_OBJECTIVE_:
Give only the number of lines in the records that include the string "JSON".

--- Start MATERIAL FOR THIS EXERCISE ---

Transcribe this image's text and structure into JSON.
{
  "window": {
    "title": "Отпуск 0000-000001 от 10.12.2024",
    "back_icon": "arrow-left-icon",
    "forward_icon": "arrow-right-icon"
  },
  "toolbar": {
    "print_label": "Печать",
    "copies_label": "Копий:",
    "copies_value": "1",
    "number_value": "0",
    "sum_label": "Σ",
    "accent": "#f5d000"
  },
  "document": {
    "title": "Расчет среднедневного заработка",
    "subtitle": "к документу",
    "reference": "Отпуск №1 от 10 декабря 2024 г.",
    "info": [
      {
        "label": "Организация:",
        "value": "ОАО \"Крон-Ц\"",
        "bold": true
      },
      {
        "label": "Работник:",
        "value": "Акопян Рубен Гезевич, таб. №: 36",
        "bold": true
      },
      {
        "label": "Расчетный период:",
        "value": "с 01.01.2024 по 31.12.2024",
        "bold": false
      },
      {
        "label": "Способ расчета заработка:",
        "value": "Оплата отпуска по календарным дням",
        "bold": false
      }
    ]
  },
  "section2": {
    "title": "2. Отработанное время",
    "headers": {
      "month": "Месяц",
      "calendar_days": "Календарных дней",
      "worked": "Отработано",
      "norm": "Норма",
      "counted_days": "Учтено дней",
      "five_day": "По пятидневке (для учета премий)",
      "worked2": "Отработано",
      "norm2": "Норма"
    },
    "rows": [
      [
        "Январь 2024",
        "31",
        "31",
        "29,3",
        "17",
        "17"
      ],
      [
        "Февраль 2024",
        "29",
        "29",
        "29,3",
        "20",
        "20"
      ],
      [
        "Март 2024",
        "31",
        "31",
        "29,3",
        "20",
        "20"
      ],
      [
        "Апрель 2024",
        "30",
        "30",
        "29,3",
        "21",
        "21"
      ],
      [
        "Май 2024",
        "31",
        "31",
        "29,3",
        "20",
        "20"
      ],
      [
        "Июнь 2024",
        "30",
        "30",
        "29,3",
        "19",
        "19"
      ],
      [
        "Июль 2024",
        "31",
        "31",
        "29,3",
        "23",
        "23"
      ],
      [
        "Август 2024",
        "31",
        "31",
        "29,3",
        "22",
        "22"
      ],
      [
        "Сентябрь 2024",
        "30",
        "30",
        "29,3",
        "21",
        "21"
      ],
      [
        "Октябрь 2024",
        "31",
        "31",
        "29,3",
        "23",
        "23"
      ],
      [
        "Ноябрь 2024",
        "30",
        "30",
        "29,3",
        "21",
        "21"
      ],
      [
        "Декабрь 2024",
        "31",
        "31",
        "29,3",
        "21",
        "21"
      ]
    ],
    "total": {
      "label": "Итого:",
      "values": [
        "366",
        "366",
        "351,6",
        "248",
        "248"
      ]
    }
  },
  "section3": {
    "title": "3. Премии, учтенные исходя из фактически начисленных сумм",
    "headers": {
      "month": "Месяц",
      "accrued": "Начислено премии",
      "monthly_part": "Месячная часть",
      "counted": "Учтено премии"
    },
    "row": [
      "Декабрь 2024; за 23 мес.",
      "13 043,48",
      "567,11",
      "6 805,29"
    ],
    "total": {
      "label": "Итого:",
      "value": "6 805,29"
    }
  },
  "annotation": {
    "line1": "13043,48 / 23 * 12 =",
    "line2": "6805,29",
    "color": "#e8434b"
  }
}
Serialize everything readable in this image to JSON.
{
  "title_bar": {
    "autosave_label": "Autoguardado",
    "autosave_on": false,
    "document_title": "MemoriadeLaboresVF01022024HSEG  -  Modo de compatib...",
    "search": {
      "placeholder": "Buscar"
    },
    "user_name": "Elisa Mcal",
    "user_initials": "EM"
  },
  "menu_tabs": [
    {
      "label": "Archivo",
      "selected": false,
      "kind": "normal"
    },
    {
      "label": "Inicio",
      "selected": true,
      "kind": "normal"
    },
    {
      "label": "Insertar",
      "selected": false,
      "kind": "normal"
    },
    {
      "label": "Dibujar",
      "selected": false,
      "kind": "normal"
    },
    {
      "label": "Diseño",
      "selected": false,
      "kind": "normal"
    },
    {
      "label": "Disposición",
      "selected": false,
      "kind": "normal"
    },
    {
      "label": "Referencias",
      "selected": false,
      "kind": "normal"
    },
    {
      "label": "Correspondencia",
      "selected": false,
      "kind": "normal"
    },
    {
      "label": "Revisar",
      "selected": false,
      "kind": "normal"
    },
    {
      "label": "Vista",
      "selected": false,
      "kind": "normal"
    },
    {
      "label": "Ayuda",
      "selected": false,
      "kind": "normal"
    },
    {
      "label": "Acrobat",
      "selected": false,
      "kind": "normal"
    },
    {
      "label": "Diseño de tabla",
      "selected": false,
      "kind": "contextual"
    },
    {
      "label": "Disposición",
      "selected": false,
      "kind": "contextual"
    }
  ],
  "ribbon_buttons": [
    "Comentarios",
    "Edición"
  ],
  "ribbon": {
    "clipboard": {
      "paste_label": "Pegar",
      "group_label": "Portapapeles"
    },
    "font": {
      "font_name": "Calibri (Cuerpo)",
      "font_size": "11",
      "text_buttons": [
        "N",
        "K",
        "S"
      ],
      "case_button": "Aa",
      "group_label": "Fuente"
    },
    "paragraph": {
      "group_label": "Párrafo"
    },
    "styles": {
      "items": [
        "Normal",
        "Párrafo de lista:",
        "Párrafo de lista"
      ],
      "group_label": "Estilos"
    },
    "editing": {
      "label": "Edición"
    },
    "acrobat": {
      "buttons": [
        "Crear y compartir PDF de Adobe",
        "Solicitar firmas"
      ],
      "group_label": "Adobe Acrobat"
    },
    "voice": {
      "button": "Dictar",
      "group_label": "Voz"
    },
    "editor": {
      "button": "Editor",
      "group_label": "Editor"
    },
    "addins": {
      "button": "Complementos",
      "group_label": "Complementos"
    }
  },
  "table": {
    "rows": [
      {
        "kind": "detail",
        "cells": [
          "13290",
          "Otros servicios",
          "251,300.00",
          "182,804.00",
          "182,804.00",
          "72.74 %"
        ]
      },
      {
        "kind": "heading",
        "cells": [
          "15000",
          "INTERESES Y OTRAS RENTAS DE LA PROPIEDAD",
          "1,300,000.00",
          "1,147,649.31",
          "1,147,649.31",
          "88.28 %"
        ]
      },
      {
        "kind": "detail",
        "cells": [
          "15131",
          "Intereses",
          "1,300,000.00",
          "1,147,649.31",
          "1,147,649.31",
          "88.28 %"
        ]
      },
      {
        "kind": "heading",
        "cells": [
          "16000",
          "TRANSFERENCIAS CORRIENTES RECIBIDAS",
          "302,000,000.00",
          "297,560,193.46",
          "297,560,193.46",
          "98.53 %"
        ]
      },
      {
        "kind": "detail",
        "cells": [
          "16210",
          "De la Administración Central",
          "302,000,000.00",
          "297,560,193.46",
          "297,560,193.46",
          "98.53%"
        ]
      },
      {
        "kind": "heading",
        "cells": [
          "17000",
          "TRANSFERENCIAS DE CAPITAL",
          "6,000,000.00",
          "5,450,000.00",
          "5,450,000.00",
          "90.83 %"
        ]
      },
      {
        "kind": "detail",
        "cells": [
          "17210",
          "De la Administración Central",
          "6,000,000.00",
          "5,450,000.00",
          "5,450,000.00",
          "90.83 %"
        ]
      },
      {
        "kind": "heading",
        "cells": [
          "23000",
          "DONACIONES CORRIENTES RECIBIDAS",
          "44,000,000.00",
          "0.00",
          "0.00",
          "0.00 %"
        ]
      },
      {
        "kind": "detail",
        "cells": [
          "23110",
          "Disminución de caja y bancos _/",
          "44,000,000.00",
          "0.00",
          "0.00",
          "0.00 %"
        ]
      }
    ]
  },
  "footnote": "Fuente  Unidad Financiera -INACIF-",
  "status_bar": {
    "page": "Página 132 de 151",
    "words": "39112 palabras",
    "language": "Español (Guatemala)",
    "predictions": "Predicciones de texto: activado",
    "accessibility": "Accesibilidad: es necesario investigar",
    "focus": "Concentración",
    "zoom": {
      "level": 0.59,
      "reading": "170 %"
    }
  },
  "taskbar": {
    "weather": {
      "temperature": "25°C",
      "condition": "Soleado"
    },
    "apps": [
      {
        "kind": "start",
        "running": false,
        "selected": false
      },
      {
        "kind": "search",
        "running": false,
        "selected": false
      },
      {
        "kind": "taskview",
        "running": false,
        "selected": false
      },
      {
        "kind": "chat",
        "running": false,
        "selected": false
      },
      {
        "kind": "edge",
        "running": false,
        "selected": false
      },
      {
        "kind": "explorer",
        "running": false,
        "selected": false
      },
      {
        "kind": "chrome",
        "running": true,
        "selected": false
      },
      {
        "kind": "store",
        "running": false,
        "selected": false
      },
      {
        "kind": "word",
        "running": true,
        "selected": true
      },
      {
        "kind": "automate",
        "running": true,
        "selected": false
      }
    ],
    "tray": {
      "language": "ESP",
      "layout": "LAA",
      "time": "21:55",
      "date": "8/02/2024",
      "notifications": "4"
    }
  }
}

--- End MATERIAL FOR THIS EXERCISE ---

_WRITTEN SOLUTION_:
2